## begin Available records

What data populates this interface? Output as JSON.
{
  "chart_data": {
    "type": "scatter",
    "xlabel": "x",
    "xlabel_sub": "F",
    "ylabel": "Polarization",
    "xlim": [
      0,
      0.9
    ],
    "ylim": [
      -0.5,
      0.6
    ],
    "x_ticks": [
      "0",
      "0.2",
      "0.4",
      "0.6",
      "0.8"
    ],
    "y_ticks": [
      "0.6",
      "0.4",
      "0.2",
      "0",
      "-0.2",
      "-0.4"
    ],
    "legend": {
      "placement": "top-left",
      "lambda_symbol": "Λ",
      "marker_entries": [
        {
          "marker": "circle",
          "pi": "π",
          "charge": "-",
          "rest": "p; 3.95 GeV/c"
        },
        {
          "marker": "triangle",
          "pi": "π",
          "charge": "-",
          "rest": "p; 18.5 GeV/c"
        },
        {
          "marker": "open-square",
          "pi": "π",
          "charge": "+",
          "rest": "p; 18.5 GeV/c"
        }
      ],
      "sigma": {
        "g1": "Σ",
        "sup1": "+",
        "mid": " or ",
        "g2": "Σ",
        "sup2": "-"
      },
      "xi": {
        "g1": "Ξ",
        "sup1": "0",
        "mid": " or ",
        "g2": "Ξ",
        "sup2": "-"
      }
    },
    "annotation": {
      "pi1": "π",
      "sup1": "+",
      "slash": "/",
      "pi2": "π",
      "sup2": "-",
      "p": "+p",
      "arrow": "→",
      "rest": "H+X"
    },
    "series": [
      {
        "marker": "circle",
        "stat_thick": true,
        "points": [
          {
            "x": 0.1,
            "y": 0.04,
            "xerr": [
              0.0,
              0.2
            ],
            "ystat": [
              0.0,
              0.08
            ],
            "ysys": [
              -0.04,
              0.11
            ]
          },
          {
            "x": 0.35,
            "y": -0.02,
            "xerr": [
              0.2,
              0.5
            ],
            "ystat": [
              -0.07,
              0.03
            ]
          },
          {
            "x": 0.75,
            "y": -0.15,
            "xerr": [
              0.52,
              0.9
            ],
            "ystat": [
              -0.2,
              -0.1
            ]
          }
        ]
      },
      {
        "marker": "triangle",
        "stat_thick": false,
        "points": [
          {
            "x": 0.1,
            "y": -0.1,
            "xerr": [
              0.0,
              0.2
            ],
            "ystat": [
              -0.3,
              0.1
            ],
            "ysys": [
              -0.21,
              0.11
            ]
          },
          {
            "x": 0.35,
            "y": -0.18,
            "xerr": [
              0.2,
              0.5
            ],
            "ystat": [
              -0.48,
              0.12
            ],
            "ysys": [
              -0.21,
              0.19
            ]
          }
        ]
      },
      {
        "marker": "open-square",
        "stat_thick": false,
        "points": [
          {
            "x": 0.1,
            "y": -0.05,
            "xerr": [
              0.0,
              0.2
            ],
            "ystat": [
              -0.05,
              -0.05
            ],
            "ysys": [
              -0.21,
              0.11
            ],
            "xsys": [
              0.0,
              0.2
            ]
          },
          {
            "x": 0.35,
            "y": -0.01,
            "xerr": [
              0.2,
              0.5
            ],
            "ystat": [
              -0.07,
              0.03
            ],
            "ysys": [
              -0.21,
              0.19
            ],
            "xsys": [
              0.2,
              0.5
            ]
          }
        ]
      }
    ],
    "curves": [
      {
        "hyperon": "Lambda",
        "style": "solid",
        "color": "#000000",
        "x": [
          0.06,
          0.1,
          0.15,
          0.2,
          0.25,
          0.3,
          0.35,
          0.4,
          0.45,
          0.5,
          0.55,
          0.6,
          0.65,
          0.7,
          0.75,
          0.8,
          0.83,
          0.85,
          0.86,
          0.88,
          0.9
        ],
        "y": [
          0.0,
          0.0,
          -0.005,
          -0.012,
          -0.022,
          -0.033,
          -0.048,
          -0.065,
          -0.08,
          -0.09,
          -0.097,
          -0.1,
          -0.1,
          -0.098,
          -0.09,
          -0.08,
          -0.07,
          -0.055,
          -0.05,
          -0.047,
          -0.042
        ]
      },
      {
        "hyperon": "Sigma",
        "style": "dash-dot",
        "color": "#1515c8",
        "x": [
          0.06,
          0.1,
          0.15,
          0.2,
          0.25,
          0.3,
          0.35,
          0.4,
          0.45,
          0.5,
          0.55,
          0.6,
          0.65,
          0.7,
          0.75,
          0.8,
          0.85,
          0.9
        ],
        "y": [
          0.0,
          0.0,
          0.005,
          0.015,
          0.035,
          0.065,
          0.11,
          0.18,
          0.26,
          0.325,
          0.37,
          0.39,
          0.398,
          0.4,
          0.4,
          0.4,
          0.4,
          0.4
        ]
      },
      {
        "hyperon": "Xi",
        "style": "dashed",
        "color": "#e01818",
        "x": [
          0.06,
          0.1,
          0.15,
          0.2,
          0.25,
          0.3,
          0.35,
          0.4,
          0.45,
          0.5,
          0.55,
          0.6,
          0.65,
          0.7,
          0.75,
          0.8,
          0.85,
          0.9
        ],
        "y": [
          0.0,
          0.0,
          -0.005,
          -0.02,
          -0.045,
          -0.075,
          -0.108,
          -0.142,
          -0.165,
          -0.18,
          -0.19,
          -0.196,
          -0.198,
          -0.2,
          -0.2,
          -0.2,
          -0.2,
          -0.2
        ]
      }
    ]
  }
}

## end Available records

What you have to do: Go through the listing above and locate each line that holds the word "style". Copy those lines.

Answer to the problem:
        "style": "solid",
        "style": "dash-dot",
        "style": "dashed",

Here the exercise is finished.